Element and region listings
* * *
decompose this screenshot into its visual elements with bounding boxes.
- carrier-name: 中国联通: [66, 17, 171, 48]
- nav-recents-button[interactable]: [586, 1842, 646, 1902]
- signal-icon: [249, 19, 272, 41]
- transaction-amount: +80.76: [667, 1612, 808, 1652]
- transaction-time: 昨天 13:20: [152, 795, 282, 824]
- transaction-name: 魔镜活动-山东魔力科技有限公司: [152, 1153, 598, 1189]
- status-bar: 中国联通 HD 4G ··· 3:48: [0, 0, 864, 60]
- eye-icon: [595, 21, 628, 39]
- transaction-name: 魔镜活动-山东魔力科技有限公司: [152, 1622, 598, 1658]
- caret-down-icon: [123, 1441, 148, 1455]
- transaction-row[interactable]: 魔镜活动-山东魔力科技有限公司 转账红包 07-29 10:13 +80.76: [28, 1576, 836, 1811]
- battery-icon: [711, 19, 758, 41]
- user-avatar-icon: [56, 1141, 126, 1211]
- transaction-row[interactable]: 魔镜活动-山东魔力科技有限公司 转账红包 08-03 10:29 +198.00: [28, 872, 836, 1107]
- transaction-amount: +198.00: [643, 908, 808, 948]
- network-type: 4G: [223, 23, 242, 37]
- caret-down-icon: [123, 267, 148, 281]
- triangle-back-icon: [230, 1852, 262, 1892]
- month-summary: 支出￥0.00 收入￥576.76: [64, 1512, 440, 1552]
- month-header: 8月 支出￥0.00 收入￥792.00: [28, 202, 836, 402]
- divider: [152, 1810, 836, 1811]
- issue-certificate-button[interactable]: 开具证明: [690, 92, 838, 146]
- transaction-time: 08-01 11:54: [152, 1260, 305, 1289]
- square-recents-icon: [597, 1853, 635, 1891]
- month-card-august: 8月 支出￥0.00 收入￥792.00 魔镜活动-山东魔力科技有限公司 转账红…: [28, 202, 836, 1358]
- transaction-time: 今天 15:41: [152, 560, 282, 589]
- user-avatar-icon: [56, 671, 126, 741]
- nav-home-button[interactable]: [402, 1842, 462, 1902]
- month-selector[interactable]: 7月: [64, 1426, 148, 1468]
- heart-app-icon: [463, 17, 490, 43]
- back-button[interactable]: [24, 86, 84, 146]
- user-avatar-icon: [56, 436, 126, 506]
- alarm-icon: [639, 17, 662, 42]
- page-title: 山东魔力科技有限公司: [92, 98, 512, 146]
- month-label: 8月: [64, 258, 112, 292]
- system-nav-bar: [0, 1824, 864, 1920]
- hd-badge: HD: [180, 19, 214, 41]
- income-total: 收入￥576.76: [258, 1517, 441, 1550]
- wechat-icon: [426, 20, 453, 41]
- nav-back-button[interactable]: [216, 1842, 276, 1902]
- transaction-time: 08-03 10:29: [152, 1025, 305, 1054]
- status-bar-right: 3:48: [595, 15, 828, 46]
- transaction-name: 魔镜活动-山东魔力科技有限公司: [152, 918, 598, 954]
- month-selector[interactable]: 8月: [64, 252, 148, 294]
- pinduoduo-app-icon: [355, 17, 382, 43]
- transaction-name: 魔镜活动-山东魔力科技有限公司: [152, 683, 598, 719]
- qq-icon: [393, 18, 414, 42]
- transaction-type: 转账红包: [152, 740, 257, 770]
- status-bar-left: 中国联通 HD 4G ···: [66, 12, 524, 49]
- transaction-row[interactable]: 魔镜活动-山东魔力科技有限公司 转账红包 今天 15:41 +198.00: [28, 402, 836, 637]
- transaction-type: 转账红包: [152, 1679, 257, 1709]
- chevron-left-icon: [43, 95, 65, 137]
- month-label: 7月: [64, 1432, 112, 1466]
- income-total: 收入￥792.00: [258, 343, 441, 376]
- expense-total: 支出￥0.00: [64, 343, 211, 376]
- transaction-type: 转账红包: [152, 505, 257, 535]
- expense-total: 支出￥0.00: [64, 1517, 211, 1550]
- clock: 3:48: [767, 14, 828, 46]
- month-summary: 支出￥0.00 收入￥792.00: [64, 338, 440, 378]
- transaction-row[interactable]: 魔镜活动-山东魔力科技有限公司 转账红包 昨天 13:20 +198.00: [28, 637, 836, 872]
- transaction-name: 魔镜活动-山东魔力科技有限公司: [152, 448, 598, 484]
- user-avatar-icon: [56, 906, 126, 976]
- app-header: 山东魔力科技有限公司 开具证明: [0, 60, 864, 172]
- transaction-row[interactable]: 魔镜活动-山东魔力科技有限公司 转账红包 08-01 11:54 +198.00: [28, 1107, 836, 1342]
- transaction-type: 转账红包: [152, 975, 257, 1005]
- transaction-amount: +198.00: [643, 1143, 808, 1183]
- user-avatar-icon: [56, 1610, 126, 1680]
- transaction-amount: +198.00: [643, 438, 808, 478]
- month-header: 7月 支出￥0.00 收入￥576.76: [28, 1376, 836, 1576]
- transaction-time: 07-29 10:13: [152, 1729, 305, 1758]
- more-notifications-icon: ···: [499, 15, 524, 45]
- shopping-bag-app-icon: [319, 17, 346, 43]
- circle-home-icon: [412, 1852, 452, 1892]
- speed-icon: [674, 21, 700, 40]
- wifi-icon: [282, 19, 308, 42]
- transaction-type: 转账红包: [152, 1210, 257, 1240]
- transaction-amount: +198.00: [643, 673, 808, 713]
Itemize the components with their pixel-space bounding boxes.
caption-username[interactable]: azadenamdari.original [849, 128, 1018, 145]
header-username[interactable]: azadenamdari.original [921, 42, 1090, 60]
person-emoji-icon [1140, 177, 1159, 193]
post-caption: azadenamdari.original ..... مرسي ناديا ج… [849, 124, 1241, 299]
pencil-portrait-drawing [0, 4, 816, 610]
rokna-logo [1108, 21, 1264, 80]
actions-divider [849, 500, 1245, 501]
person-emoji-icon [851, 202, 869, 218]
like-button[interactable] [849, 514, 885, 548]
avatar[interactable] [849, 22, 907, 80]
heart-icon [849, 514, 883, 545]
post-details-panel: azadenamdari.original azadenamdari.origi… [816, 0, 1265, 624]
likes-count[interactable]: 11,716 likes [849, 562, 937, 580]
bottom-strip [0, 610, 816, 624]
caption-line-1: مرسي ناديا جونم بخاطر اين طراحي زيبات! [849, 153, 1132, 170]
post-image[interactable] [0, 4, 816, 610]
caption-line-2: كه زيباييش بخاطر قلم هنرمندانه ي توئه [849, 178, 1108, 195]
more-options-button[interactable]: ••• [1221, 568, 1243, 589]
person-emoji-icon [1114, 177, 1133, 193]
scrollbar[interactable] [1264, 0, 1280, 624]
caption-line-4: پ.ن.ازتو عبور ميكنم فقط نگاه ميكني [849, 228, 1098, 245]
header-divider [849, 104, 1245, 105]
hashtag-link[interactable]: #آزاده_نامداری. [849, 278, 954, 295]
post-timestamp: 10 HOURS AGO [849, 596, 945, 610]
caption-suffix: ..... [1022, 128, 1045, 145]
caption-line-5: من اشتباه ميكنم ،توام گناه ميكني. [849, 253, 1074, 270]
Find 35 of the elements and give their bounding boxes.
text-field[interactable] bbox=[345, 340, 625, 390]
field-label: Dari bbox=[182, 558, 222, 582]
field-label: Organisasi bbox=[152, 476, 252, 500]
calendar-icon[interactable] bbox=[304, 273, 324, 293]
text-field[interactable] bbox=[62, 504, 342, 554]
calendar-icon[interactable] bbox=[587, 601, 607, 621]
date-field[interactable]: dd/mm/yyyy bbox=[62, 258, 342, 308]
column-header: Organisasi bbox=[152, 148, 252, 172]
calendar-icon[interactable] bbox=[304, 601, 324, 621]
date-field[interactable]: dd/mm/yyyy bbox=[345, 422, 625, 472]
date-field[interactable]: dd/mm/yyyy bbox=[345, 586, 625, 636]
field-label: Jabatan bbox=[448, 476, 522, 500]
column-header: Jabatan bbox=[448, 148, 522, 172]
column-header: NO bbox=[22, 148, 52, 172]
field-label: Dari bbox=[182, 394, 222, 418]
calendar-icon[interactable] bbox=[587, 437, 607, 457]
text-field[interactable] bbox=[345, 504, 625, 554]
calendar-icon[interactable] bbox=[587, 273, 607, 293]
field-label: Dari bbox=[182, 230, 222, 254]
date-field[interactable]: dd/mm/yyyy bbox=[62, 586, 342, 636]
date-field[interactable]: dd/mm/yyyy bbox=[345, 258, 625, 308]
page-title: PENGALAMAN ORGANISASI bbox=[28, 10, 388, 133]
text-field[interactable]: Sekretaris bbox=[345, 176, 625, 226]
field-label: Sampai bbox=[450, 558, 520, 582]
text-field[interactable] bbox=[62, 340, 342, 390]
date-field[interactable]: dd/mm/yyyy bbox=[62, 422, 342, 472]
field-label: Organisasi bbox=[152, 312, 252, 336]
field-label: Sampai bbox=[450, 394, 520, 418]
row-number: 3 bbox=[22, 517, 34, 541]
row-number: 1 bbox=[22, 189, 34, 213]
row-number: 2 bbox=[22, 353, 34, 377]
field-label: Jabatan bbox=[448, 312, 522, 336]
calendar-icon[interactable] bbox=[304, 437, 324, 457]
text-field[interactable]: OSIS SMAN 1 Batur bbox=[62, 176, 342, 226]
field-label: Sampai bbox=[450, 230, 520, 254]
* * *
__AIM OF THE EXERCISE__
Can you copy the data character for character, starting at its first line and ending at the line containing "- caret-down-icon: [123, 1441, 148, 1455]", with both of those lines included?

__EXERCISE SOLUTION__
decompose this screenshot into its visual elements with bounding boxes.
- carrier-name: 中国联通: [66, 17, 171, 48]
- nav-recents-button[interactable]: [586, 1842, 646, 1902]
- signal-icon: [249, 19, 272, 41]
- transaction-amount: +80.76: [667, 1612, 808, 1652]
- transaction-time: 昨天 13:20: [152, 795, 282, 824]
- transaction-name: 魔镜活动-山东魔力科技有限公司: [152, 1153, 598, 1189]
- status-bar: 中国联通 HD 4G ··· 3:48: [0, 0, 864, 60]
- eye-icon: [595, 21, 628, 39]
- transaction-name: 魔镜活动-山东魔力科技有限公司: [152, 1622, 598, 1658]
- caret-down-icon: [123, 1441, 148, 1455]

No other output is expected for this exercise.